[Aim of the exercise] Would you extract the whole listing below and retype it exactly?

Extracted records
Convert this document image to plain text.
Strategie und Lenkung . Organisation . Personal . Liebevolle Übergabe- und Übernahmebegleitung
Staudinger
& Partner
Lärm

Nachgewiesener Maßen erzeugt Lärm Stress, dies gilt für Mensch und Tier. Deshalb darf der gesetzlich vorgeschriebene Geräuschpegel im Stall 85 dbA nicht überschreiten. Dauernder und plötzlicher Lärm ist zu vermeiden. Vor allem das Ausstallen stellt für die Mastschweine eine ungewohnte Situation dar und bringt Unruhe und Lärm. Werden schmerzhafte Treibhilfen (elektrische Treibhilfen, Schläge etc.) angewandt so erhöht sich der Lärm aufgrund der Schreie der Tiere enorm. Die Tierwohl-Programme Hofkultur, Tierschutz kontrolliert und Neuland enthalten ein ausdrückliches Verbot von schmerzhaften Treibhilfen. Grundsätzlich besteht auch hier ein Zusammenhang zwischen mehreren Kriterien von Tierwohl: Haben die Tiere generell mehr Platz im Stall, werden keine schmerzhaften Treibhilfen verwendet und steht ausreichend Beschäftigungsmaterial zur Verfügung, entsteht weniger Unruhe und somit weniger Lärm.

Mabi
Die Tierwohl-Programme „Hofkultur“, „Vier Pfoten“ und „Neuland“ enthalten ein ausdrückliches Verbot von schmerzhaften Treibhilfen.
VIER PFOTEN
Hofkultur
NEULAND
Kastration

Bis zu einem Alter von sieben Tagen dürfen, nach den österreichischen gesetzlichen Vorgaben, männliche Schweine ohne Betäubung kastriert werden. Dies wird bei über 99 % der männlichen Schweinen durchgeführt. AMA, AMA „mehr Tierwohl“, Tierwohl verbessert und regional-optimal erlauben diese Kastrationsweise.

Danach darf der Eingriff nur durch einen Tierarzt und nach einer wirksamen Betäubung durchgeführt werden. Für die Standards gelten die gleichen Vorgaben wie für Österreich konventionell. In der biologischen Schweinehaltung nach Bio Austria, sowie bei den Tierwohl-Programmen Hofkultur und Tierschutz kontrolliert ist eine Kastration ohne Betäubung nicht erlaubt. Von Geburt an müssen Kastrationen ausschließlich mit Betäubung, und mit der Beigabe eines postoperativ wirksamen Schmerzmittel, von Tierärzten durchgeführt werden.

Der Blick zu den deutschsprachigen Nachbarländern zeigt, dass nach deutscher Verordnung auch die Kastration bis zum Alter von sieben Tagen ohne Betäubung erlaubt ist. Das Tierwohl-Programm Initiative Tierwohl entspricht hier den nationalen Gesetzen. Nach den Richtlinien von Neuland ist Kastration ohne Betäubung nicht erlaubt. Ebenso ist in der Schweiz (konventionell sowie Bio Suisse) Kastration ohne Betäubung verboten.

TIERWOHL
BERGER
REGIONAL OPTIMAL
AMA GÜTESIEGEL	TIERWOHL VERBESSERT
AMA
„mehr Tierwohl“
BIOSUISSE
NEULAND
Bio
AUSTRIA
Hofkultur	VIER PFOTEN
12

[Output]
Convert this document image to plain text.
Strategie und Lenkung . Organisation . Personal . Liebevolle Übergabe- und Übernahmebegleitung
Staudinger
& Partner
Lärm

Nachgewiesener Maßen erzeugt Lärm Stress, dies gilt für Mensch und Tier. Deshalb darf der gesetzlich vorgeschriebene Geräuschpegel im Stall 85 dbA nicht überschreiten. Dauernder und plötzlicher Lärm ist zu vermeiden. Vor allem das Ausstallen stellt für die Mastschweine eine ungewohnte Situation dar und bringt Unruhe und Lärm. Werden schmerzhafte Treibhilfen (elektrische Treibhilfen, Schläge etc.) angewandt so erhöht sich der Lärm aufgrund der Schreie der Tiere enorm. Die Tierwohl-Programme Hofkultur, Tierschutz kontrolliert und Neuland enthalten ein ausdrückliches Verbot von schmerzhaften Treibhilfen. Grundsätzlich besteht auch hier ein Zusammenhang zwischen mehreren Kriterien von Tierwohl: Haben die Tiere generell mehr Platz im Stall, werden keine schmerzhaften Treibhilfen verwendet und steht ausreichend Beschäftigungsmaterial zur Verfügung, entsteht weniger Unruhe und somit weniger Lärm.

Mabi
Die Tierwohl-Programme „Hofkultur“, „Vier Pfoten“ und „Neuland“ enthalten ein ausdrückliches Verbot von schmerzhaften Treibhilfen.
VIER PFOTEN
Hofkultur
NEULAND
Kastration

Bis zu einem Alter von sieben Tagen dürfen, nach den österreichischen gesetzlichen Vorgaben, männliche Schweine ohne Betäubung kastriert werden. Dies wird bei über 99 % der männlichen Schweinen durchgeführt. AMA, AMA „mehr Tierwohl“, Tierwohl verbessert und regional-optimal erlauben diese Kastrationsweise.

Danach darf der Eingriff nur durch einen Tierarzt und nach einer wirksamen Betäubung durchgeführt werden. Für die Standards gelten die gleichen Vorgaben wie für Österreich konventionell. In der biologischen Schweinehaltung nach Bio Austria, sowie bei den Tierwohl-Programmen Hofkultur und Tierschutz kontrolliert ist eine Kastration ohne Betäubung nicht erlaubt. Von Geburt an müssen Kastrationen ausschließlich mit Betäubung, und mit der Beigabe eines postoperativ wirksamen Schmerzmittel, von Tierärzten durchgeführt werden.

Der Blick zu den deutschsprachigen Nachbarländern zeigt, dass nach deutscher Verordnung auch die Kastration bis zum Alter von sieben Tagen ohne Betäubung erlaubt ist. Das Tierwohl-Programm Initiative Tierwohl entspricht hier den nationalen Gesetzen. Nach den Richtlinien von Neuland ist Kastration ohne Betäubung nicht erlaubt. Ebenso ist in der Schweiz (konventionell sowie Bio Suisse) Kastration ohne Betäubung verboten.

TIERWOHL
BERGER
REGIONAL OPTIMAL
AMA GÜTESIEGEL	TIERWOHL VERBESSERT
AMA
„mehr Tierwohl“
BIOSUISSE
NEULAND
Bio
AUSTRIA
Hofkultur	VIER PFOTEN
12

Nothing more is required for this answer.